▸ DATA FOR ANALYSIS:
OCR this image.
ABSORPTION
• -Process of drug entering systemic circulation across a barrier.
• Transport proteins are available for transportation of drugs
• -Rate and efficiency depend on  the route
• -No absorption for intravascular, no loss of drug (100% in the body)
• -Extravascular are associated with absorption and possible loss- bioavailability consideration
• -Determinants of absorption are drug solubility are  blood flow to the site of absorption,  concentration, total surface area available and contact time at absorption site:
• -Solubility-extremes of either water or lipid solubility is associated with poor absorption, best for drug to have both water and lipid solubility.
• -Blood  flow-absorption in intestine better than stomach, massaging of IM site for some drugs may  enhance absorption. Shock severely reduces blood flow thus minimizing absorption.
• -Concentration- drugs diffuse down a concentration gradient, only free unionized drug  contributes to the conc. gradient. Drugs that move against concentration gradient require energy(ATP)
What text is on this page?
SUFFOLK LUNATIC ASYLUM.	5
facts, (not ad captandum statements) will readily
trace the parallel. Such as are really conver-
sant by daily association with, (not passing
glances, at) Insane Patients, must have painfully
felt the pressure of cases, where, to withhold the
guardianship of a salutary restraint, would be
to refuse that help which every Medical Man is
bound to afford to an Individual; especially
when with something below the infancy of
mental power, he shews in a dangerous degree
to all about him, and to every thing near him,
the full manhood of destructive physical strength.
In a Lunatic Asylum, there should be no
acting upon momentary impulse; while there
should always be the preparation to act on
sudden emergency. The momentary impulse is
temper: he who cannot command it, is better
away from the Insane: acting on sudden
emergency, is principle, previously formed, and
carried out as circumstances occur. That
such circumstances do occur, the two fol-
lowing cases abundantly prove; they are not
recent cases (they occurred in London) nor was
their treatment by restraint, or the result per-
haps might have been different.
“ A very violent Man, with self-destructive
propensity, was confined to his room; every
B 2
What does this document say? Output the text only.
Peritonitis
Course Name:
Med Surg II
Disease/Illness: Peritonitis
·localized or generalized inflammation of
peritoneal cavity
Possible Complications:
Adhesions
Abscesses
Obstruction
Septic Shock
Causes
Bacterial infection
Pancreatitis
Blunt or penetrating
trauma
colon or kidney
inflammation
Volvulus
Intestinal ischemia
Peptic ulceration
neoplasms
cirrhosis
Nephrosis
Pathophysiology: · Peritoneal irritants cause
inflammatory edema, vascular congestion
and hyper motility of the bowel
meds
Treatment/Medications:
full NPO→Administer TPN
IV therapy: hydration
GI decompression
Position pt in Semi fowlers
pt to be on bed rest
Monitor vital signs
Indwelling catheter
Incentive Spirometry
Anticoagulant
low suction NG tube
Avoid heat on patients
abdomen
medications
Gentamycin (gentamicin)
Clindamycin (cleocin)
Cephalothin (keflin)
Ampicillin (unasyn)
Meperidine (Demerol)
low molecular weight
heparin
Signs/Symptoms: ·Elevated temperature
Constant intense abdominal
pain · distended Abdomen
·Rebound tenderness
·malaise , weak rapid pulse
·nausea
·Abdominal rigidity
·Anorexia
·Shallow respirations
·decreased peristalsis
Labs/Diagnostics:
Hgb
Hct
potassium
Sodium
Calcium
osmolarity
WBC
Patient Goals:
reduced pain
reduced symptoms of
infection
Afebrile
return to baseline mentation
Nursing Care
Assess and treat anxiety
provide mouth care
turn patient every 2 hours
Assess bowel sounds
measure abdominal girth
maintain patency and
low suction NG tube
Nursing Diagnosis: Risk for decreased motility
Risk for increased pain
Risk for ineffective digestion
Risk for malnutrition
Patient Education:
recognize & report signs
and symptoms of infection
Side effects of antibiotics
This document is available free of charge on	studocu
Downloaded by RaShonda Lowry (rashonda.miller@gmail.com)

▸ PROBLEM STATEMENT: Report all lines in the records that include the string "restraint".

▸ WRITTEN REPLY:
guardianship of a salutary restraint, would be
their treatment by restraint, or the result per-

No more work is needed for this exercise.